**Exercise objective**
Rewrite the rows from the first one through the one containing "- column-header: Delete: [260, 90, 300, 111]", with "edit-link" changed to "modify-link" and nothing else altered.

Rows taken from a collection
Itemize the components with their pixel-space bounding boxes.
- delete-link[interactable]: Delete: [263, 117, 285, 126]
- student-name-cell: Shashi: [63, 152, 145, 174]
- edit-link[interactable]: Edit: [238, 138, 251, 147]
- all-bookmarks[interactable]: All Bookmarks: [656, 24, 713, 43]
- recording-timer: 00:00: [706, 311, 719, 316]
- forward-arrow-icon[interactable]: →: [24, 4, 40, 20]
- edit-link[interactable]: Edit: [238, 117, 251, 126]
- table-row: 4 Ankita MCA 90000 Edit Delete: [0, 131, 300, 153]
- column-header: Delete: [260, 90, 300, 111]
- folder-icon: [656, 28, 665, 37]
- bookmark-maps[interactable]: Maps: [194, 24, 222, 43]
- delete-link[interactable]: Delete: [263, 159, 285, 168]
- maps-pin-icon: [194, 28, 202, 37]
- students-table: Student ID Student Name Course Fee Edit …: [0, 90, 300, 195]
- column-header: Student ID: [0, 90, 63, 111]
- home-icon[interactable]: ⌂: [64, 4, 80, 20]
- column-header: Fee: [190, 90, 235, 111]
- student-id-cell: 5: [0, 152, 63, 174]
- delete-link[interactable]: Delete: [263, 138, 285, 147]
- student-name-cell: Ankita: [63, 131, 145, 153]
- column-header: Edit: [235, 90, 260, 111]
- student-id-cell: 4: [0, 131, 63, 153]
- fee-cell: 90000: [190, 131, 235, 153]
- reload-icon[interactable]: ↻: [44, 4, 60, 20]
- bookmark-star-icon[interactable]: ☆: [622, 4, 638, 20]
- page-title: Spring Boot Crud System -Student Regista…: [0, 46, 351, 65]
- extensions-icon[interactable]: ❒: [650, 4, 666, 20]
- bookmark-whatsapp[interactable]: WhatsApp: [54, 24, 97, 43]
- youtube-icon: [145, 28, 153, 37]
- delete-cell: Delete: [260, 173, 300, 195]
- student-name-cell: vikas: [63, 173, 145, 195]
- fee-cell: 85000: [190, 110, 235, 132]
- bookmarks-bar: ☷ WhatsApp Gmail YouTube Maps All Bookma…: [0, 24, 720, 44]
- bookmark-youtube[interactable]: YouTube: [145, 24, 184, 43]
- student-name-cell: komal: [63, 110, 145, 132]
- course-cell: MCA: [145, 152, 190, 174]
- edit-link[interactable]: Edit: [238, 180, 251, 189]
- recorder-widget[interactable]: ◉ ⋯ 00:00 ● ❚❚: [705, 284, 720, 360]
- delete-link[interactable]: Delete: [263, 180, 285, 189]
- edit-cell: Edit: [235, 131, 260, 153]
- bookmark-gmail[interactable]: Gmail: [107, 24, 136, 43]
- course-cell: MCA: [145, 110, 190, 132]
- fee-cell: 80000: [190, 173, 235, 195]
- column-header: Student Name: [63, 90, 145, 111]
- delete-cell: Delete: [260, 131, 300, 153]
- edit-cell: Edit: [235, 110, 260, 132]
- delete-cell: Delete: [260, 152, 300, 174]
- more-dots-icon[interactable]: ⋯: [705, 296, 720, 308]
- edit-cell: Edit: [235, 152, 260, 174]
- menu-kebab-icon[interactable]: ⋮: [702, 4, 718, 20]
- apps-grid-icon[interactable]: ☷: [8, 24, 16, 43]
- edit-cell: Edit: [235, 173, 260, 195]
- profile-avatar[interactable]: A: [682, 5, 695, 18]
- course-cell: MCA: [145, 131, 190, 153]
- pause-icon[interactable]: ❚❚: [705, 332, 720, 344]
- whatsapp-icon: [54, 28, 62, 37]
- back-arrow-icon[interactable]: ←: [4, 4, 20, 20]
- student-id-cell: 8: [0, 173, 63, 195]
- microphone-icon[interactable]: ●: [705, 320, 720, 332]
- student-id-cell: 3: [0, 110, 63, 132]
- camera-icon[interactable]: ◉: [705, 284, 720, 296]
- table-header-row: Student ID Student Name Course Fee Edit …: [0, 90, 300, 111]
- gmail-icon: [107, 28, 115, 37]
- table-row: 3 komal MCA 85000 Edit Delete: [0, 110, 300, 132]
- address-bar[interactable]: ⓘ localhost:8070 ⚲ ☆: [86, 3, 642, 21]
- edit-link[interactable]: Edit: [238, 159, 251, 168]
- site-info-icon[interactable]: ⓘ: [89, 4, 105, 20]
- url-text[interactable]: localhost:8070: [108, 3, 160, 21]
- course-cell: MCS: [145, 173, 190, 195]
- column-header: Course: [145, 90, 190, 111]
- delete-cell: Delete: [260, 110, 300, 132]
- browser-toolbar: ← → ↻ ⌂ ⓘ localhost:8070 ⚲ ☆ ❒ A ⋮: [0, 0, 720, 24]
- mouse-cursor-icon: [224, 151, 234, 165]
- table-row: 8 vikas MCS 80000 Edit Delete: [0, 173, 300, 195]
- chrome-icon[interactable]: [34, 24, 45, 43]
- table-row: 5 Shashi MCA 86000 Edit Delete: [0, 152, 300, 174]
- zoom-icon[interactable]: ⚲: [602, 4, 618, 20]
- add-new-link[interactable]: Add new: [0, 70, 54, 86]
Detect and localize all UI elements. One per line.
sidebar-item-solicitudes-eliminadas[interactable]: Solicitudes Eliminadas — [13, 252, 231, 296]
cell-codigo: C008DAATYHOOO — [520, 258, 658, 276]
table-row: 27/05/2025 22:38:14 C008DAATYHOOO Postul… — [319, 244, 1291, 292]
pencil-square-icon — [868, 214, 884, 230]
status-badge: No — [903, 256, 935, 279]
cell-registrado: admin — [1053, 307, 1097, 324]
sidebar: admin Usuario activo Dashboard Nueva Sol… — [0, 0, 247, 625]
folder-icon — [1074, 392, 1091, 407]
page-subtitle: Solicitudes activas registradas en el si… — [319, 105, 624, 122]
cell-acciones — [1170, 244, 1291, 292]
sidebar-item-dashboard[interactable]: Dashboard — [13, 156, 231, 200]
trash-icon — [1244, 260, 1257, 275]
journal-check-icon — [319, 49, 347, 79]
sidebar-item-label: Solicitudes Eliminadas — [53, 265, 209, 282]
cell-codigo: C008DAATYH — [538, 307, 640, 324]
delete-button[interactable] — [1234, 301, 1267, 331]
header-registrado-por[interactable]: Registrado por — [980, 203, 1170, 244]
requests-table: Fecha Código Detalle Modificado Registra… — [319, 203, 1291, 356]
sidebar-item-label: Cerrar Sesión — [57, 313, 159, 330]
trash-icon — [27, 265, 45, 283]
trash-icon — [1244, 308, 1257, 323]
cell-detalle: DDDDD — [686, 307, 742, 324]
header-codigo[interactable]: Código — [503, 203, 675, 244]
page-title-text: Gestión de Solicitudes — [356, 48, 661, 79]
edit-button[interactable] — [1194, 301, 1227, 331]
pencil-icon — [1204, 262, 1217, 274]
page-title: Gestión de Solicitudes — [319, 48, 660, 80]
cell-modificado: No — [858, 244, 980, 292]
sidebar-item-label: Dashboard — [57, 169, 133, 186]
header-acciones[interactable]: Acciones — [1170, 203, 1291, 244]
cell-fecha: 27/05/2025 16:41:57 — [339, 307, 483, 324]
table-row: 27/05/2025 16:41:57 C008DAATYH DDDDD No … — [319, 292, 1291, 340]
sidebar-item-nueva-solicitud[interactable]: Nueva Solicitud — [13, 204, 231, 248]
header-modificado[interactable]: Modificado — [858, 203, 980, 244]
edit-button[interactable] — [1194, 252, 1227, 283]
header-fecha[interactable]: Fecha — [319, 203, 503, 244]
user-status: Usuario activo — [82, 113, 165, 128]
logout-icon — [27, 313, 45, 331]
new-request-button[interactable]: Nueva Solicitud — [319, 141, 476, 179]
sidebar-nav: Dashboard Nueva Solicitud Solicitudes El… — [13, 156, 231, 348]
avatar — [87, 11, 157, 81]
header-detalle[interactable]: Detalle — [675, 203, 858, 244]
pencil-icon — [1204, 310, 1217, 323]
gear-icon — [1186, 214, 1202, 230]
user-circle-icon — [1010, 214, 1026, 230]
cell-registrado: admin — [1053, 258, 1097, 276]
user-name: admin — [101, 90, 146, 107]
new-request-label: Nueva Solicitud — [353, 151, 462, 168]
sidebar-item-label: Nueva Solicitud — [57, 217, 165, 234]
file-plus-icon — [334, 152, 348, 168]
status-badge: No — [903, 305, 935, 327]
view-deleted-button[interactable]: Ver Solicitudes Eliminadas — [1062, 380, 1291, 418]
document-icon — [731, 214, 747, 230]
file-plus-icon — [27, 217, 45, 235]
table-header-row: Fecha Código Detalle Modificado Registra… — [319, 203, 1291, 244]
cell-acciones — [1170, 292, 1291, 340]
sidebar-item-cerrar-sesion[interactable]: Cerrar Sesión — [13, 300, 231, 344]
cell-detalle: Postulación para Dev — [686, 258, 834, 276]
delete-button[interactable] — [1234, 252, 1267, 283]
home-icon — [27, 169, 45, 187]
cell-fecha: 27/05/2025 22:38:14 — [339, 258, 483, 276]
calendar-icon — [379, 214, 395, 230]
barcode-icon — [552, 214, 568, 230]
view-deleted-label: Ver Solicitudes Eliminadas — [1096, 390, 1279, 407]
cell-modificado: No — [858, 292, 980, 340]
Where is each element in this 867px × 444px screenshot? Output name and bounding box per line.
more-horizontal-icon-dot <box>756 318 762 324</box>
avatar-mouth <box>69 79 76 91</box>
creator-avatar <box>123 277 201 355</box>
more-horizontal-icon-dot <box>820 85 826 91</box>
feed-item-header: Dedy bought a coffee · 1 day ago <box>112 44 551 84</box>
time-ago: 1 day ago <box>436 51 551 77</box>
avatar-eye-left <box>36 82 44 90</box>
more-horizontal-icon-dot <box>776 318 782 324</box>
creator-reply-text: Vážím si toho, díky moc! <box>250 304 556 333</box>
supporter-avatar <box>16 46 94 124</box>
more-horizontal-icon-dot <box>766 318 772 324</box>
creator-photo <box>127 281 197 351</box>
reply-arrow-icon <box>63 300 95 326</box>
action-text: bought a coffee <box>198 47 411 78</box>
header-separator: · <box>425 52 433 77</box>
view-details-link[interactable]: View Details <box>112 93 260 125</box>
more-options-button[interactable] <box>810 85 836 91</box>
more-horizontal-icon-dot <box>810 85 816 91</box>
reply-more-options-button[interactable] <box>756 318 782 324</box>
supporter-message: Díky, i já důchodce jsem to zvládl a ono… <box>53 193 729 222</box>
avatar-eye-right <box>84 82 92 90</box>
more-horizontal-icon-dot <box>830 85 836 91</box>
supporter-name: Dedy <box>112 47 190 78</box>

**Solution to this problem**
Itemize the components with their pixel-space bounding boxes.
- delete-link[interactable]: Delete: [263, 117, 285, 126]
- student-name-cell: Shashi: [63, 152, 145, 174]
- modify-link[interactable]: Edit: [238, 138, 251, 147]
- all-bookmarks[interactable]: All Bookmarks: [656, 24, 713, 43]
- recording-timer: 00:00: [706, 311, 719, 316]
- forward-arrow-icon[interactable]: →: [24, 4, 40, 20]
- modify-link[interactable]: Edit: [238, 117, 251, 126]
- table-row: 4 Ankita MCA 90000 Edit Delete: [0, 131, 300, 153]
- column-header: Delete: [260, 90, 300, 111]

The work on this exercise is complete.